### SET PROBLEM:
Search the entries for the word "Axxius" and pull out each line that has it.

(Stored entries)
# # # #

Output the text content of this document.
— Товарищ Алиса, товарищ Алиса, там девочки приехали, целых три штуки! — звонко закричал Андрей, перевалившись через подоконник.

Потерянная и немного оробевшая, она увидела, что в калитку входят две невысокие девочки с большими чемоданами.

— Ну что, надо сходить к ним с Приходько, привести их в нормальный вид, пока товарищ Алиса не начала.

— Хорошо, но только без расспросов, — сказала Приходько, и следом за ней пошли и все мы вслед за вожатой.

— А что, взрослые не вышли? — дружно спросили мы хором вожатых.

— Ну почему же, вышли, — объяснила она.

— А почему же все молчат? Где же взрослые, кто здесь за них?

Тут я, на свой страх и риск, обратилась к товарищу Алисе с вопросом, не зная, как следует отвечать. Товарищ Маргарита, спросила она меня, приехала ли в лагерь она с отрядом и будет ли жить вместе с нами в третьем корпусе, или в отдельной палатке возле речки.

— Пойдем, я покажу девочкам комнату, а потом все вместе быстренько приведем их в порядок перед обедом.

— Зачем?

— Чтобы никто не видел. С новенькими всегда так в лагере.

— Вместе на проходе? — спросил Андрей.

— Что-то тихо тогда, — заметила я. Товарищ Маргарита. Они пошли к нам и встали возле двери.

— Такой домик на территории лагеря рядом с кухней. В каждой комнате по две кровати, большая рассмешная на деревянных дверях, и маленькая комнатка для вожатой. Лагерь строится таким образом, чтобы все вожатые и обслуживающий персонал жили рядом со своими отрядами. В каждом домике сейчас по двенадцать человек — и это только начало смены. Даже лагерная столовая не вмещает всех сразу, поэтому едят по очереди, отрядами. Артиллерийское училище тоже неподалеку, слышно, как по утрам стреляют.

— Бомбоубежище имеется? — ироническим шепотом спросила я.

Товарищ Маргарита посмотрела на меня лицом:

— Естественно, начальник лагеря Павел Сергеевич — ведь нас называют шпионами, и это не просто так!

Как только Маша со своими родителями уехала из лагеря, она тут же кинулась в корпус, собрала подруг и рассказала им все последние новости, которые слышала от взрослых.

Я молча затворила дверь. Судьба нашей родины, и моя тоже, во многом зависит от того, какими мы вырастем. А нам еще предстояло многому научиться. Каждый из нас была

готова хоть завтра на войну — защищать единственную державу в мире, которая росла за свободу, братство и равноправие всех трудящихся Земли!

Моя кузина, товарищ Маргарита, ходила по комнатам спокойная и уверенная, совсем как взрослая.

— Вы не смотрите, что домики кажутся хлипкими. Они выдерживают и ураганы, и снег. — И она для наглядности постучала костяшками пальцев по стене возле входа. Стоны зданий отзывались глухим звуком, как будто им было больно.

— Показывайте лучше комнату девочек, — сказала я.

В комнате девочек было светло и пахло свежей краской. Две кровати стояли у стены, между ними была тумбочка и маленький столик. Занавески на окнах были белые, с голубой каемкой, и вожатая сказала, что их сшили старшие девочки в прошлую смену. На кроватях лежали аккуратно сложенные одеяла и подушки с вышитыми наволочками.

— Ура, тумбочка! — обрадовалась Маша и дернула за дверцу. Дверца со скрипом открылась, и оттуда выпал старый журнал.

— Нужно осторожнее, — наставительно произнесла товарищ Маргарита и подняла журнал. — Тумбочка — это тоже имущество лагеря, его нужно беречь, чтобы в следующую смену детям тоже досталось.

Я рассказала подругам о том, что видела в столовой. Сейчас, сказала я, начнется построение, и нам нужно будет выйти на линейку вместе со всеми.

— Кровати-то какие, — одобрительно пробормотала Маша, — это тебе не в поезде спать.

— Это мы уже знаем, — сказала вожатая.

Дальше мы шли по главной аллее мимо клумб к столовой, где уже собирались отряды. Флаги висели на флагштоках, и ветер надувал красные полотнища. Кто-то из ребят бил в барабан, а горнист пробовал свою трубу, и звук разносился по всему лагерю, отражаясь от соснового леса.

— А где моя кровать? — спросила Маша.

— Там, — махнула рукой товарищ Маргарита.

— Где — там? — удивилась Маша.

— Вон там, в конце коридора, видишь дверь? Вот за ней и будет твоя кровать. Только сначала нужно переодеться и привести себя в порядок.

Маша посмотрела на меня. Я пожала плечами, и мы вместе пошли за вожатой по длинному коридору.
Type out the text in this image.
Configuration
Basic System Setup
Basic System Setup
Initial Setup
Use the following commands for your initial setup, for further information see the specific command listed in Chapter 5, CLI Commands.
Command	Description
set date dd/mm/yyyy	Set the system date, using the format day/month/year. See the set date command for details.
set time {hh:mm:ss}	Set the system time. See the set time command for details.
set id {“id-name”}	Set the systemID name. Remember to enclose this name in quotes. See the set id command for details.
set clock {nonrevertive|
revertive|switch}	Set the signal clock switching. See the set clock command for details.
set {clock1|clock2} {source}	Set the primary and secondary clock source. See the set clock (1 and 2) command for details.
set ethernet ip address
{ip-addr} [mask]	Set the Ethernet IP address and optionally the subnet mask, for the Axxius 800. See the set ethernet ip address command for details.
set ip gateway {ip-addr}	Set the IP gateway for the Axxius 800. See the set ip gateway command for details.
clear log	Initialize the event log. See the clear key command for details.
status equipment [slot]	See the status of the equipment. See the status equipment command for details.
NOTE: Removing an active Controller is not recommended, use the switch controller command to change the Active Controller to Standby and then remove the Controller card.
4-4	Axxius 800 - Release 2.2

# # # #

### RESULT OF THIS EXERCISE:
{ip-addr} [mask]	Set the Ethernet IP address and optionally the subnet mask, for the Axxius 800. See the set ethernet ip address command for details.
set ip gateway {ip-addr}	Set the IP gateway for the Axxius 800. See the set ip gateway command for details.
4-4	Axxius 800 - Release 2.2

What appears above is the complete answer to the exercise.